**** EXTRACTED INFORMATION

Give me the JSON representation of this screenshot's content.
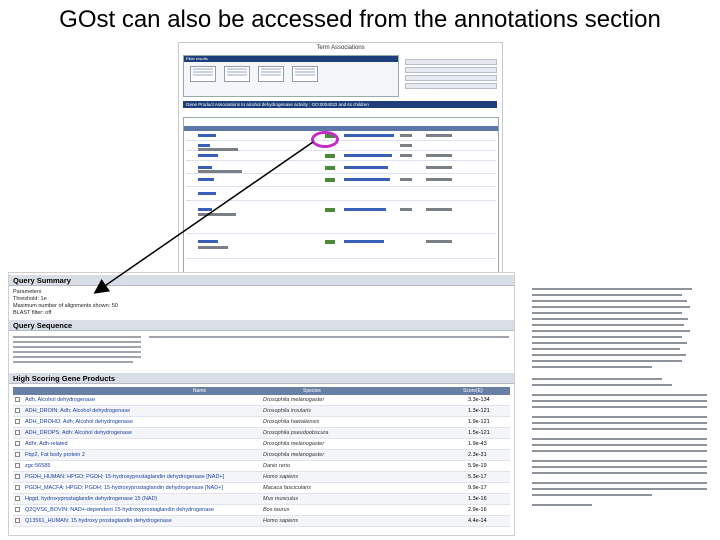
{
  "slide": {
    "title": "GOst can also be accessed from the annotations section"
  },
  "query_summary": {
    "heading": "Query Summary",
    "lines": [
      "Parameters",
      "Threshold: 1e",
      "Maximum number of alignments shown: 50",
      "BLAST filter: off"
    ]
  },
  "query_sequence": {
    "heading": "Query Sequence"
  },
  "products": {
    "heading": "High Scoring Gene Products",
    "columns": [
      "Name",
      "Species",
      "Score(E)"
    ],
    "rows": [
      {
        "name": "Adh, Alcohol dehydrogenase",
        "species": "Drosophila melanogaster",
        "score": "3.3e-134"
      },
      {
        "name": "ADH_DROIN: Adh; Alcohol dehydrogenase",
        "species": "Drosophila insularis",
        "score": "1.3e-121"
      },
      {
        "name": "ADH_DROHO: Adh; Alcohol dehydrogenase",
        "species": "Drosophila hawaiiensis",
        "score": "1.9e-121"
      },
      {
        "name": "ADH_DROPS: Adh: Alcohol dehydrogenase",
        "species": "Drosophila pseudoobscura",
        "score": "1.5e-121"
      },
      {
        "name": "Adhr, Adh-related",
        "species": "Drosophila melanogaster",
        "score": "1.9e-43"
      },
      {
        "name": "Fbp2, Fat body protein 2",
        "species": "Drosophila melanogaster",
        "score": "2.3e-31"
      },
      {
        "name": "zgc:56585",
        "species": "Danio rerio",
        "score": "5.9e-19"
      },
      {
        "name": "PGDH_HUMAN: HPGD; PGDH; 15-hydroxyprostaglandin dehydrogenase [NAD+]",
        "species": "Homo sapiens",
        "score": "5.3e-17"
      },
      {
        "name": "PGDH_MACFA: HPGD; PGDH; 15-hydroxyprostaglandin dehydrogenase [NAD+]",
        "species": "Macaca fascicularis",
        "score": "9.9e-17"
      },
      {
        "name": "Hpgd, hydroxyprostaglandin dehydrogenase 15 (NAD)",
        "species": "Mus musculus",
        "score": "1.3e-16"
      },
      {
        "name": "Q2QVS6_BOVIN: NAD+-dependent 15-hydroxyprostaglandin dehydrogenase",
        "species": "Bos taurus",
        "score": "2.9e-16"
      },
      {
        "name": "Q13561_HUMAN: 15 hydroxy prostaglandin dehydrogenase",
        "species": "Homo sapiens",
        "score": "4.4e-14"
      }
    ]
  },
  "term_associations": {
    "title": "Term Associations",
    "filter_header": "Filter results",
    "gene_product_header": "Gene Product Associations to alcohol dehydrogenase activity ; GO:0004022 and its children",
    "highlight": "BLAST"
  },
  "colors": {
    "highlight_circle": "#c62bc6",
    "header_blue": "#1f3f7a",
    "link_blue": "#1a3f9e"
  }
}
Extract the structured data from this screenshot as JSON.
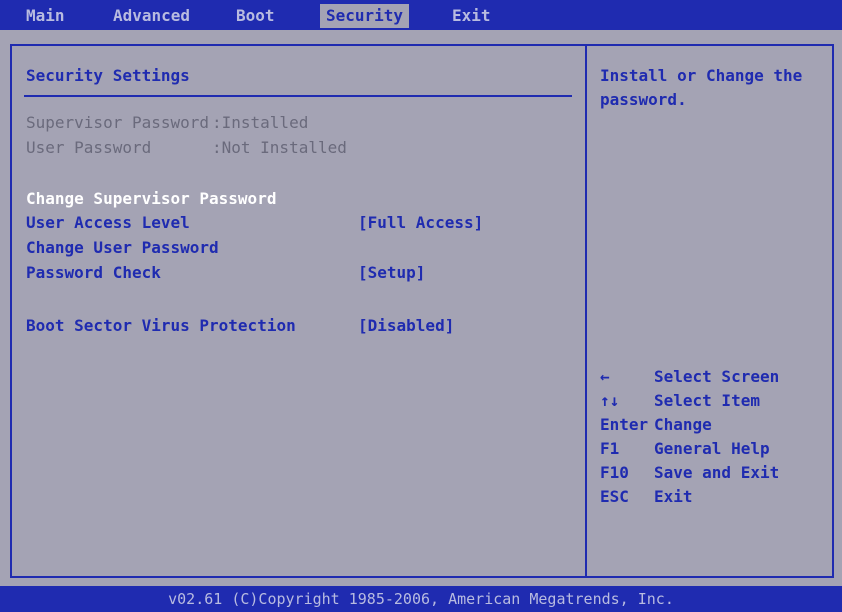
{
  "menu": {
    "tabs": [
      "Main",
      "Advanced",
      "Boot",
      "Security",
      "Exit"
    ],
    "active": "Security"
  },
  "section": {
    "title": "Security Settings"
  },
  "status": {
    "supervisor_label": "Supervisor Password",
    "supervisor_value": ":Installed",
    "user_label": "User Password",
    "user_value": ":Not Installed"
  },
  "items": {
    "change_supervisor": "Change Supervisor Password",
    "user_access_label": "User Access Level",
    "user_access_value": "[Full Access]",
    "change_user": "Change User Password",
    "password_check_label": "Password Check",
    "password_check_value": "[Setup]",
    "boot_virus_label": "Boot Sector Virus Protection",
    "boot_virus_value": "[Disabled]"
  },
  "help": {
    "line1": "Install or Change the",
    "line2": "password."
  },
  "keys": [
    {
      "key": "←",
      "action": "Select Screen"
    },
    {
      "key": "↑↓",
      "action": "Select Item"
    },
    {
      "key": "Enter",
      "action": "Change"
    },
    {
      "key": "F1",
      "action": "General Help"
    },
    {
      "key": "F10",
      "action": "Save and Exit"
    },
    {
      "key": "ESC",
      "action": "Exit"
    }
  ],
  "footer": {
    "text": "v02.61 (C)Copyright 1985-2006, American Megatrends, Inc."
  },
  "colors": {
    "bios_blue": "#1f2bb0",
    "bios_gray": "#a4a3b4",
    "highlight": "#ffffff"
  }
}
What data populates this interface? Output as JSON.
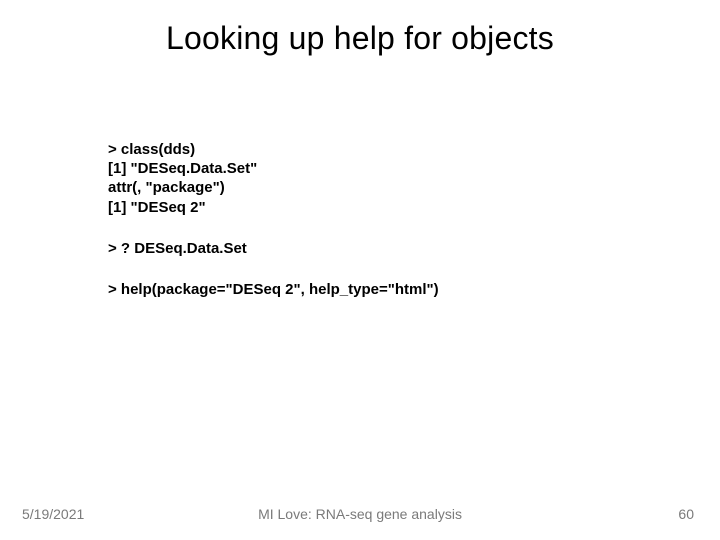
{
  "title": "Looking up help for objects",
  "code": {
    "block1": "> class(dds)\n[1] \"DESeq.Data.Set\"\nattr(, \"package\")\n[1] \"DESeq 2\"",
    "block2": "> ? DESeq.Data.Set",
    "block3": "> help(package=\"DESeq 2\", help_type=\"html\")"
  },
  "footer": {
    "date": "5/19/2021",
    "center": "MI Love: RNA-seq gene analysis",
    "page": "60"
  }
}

********

### TASK BRIEF
Scan the entries above for the word "section". Report the lines that hold it.

### RESULT BELOW
    "title": "GOst can also be accessed from the annotations section"
  "section": {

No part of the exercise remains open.